## START Task inputs

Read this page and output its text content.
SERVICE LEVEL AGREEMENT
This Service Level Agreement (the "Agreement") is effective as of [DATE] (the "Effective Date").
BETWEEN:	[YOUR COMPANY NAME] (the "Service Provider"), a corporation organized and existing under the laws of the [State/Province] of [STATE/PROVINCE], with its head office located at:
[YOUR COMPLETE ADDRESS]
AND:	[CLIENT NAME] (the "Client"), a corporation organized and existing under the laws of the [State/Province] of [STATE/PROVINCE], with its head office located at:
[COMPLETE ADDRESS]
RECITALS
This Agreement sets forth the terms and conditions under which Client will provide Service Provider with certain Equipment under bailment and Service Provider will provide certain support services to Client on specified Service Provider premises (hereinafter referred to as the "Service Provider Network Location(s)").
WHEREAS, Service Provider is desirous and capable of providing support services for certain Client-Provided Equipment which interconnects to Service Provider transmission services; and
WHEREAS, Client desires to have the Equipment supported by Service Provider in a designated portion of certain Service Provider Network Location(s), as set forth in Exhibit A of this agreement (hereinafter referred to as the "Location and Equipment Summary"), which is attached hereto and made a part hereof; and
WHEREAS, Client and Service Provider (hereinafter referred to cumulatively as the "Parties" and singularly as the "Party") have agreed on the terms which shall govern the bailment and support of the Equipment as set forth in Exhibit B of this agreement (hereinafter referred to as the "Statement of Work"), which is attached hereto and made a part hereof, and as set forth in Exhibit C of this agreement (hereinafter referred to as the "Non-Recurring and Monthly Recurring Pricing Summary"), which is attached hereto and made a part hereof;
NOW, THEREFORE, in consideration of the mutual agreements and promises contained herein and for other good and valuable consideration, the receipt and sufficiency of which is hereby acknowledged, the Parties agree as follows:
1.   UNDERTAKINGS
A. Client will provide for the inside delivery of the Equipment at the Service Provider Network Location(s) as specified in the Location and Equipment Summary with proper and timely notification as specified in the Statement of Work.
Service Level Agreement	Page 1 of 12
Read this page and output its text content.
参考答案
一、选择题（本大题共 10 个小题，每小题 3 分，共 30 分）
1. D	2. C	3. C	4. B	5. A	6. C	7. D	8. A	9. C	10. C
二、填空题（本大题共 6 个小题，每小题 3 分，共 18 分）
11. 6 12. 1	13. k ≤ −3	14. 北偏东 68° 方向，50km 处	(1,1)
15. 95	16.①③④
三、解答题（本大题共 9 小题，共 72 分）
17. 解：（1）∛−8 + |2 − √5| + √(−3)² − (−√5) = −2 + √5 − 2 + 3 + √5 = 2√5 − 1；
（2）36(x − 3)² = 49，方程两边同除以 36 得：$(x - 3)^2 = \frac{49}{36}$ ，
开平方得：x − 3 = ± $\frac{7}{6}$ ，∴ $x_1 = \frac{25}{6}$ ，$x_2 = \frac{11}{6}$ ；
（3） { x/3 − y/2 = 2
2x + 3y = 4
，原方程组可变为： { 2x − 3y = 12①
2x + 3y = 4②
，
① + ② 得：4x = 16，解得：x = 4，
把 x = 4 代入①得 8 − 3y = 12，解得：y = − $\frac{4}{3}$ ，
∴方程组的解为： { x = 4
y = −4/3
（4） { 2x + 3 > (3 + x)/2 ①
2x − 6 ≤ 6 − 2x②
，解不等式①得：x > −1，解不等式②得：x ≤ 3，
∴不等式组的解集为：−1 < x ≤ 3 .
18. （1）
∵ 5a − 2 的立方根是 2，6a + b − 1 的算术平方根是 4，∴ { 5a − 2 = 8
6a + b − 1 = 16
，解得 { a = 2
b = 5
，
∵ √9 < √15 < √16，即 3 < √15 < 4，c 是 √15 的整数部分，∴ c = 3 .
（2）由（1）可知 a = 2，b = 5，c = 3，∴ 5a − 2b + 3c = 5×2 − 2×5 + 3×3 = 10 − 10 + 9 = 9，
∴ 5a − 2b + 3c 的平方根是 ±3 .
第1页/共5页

## END Task inputs

- [Set exercise] Write out each line of the data above again, exactly as given.

- [Solution for this task]
Read this page and output its text content.
SERVICE LEVEL AGREEMENT
This Service Level Agreement (the "Agreement") is effective as of [DATE] (the "Effective Date").
BETWEEN:	[YOUR COMPANY NAME] (the "Service Provider"), a corporation organized and existing under the laws of the [State/Province] of [STATE/PROVINCE], with its head office located at:
[YOUR COMPLETE ADDRESS]
AND:	[CLIENT NAME] (the "Client"), a corporation organized and existing under the laws of the [State/Province] of [STATE/PROVINCE], with its head office located at:
[COMPLETE ADDRESS]
RECITALS
This Agreement sets forth the terms and conditions under which Client will provide Service Provider with certain Equipment under bailment and Service Provider will provide certain support services to Client on specified Service Provider premises (hereinafter referred to as the "Service Provider Network Location(s)").
WHEREAS, Service Provider is desirous and capable of providing support services for certain Client-Provided Equipment which interconnects to Service Provider transmission services; and
WHEREAS, Client desires to have the Equipment supported by Service Provider in a designated portion of certain Service Provider Network Location(s), as set forth in Exhibit A of this agreement (hereinafter referred to as the "Location and Equipment Summary"), which is attached hereto and made a part hereof; and
WHEREAS, Client and Service Provider (hereinafter referred to cumulatively as the "Parties" and singularly as the "Party") have agreed on the terms which shall govern the bailment and support of the Equipment as set forth in Exhibit B of this agreement (hereinafter referred to as the "Statement of Work"), which is attached hereto and made a part hereof, and as set forth in Exhibit C of this agreement (hereinafter referred to as the "Non-Recurring and Monthly Recurring Pricing Summary"), which is attached hereto and made a part hereof;
NOW, THEREFORE, in consideration of the mutual agreements and promises contained herein and for other good and valuable consideration, the receipt and sufficiency of which is hereby acknowledged, the Parties agree as follows:
1.   UNDERTAKINGS
A. Client will provide for the inside delivery of the Equipment at the Service Provider Network Location(s) as specified in the Location and Equipment Summary with proper and timely notification as specified in the Statement of Work.
Service Level Agreement	Page 1 of 12
Read this page and output its text content.
参考答案
一、选择题（本大题共 10 个小题，每小题 3 分，共 30 分）
1. D	2. C	3. C	4. B	5. A	6. C	7. D	8. A	9. C	10. C
二、填空题（本大题共 6 个小题，每小题 3 分，共 18 分）
11. 6 12. 1	13. k ≤ −3	14. 北偏东 68° 方向，50km 处	(1,1)
15. 95	16.①③④
三、解答题（本大题共 9 小题，共 72 分）
17. 解：（1）∛−8 + |2 − √5| + √(−3)² − (−√5) = −2 + √5 − 2 + 3 + √5 = 2√5 − 1；
（2）36(x − 3)² = 49，方程两边同除以 36 得：$(x - 3)^2 = \frac{49}{36}$ ，
开平方得：x − 3 = ± $\frac{7}{6}$ ，∴ $x_1 = \frac{25}{6}$ ，$x_2 = \frac{11}{6}$ ；
（3） { x/3 − y/2 = 2
2x + 3y = 4
，原方程组可变为： { 2x − 3y = 12①
2x + 3y = 4②
，
① + ② 得：4x = 16，解得：x = 4，
把 x = 4 代入①得 8 − 3y = 12，解得：y = − $\frac{4}{3}$ ，
∴方程组的解为： { x = 4
y = −4/3
（4） { 2x + 3 > (3 + x)/2 ①
2x − 6 ≤ 6 − 2x②
，解不等式①得：x > −1，解不等式②得：x ≤ 3，
∴不等式组的解集为：−1 < x ≤ 3 .
18. （1）
∵ 5a − 2 的立方根是 2，6a + b − 1 的算术平方根是 4，∴ { 5a − 2 = 8
6a + b − 1 = 16
，解得 { a = 2
b = 5
，
∵ √9 < √15 < √16，即 3 < √15 < 4，c 是 √15 的整数部分，∴ c = 3 .
（2）由（1）可知 a = 2，b = 5，c = 3，∴ 5a − 2b + 3c = 5×2 − 2×5 + 3×3 = 10 − 10 + 9 = 9，
∴ 5a − 2b + 3c 的平方根是 ±3 .
第1页/共5页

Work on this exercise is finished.